* [TASK DESCRIPTION]:
Which lines in the material below contain the word "妻子也垂泪"? Copy each of them.

* [ENTRIES SUPPLIED]:
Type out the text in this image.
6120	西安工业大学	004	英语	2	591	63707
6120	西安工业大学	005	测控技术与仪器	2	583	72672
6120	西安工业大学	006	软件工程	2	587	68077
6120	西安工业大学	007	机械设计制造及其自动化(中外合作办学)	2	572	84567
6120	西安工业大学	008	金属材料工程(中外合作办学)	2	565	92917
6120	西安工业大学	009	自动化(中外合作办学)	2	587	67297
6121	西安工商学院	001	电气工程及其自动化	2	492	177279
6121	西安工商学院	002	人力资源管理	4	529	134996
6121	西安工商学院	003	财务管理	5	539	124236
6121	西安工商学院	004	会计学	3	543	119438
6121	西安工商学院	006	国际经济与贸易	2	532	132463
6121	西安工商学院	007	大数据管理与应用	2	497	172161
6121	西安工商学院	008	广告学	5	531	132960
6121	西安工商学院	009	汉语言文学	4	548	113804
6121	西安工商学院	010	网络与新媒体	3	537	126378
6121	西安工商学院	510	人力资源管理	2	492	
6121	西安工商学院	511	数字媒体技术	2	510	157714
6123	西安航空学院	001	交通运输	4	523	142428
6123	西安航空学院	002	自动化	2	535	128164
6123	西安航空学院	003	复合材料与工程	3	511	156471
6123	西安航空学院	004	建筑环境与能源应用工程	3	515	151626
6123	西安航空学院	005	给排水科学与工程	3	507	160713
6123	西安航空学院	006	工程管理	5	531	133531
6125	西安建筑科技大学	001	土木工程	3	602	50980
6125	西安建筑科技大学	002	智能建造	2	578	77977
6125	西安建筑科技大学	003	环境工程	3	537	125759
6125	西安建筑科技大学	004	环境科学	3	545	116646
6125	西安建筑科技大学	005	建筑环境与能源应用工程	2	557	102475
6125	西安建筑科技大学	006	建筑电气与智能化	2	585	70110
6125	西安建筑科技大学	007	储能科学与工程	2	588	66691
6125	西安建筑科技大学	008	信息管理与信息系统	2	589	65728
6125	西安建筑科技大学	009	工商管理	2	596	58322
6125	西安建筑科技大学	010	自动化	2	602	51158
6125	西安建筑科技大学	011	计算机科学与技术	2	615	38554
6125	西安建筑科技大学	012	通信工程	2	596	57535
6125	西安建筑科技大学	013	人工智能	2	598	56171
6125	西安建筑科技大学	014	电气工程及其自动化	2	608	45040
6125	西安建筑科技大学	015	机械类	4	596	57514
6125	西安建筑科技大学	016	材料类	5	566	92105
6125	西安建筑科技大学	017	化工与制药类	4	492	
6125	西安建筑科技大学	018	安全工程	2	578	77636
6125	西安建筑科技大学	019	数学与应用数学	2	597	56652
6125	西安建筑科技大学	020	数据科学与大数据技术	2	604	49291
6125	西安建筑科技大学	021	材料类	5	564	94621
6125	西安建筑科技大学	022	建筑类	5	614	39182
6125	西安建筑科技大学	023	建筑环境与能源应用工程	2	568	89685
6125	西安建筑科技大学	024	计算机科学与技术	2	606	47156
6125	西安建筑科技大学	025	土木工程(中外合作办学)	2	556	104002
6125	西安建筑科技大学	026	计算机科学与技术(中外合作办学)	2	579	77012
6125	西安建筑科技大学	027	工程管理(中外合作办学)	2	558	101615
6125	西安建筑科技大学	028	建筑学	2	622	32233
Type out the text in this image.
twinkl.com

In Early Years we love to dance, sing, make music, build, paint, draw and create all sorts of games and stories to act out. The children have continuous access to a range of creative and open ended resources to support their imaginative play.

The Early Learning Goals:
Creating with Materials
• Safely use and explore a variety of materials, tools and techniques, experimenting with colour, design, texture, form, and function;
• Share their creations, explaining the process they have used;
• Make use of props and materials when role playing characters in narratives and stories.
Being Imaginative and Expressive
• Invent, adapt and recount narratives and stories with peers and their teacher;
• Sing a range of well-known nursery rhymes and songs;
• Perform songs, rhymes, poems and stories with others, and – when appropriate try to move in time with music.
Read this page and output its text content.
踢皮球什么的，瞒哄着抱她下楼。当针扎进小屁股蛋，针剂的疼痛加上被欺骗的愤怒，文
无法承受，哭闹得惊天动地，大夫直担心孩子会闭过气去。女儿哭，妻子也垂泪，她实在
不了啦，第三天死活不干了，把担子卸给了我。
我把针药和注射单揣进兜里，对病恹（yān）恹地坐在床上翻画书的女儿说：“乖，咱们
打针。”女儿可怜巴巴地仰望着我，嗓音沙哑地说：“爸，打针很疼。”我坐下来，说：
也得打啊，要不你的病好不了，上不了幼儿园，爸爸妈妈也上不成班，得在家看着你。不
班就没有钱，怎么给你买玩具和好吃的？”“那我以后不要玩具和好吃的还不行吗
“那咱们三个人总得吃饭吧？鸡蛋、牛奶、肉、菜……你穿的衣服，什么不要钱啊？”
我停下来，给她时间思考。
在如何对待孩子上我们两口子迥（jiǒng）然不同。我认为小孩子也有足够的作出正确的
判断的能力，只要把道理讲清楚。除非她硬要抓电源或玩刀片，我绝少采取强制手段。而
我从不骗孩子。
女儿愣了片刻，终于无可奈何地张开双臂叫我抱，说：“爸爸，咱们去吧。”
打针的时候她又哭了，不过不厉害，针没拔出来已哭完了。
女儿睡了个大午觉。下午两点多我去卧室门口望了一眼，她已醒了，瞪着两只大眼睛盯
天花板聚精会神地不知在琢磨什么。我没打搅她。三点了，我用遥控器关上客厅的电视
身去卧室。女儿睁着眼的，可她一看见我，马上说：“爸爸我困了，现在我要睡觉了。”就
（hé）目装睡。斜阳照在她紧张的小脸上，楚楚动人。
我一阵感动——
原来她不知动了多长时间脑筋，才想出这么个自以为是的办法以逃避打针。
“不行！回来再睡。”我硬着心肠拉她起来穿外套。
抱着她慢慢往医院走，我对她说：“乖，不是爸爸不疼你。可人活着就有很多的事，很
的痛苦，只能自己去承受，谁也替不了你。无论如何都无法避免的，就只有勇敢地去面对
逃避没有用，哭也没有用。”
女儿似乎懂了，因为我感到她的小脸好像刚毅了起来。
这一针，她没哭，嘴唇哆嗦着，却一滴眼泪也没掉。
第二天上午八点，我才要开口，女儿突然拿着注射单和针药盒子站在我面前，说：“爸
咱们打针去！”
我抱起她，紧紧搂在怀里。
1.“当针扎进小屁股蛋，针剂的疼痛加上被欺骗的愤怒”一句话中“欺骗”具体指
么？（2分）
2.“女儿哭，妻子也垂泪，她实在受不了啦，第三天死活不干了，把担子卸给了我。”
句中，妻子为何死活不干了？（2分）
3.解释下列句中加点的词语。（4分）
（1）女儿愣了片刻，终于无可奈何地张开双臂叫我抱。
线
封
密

* [ANSWER TO THE EXERCISE]:
无法承受，哭闹得惊天动地，大夫直担心孩子会闭过气去。女儿哭，妻子也垂泪，她实在
2.“女儿哭，妻子也垂泪，她实在受不了啦，第三天死活不干了，把担子卸给了我。”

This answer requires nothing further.